(Collected data entries)
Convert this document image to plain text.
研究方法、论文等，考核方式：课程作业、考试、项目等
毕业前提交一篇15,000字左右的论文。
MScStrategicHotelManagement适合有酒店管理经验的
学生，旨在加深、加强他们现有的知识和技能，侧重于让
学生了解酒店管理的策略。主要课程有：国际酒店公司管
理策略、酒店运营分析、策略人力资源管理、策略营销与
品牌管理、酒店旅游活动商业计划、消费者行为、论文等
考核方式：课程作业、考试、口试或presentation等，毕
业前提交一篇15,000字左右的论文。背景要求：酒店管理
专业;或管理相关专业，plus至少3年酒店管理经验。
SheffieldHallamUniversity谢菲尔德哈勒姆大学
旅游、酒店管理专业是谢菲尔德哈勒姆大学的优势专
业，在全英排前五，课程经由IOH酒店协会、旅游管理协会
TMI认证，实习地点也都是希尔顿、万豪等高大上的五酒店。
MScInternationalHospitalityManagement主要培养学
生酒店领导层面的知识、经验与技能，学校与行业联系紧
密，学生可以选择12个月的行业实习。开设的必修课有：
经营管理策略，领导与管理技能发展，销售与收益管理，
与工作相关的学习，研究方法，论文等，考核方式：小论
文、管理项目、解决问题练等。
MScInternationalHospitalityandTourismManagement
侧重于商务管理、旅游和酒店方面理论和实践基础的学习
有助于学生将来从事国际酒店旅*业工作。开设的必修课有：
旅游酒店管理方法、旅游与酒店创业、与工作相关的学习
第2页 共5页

(Set problem): Search the data for the string "考核方式" and copy each line where it appears.

(Reply to the exercise):
研究方法、论文等，考核方式：课程作业、考试、项目等
考核方式：课程作业、考试、口试或presentation等，毕
与工作相关的学习，研究方法，论文等，考核方式：小论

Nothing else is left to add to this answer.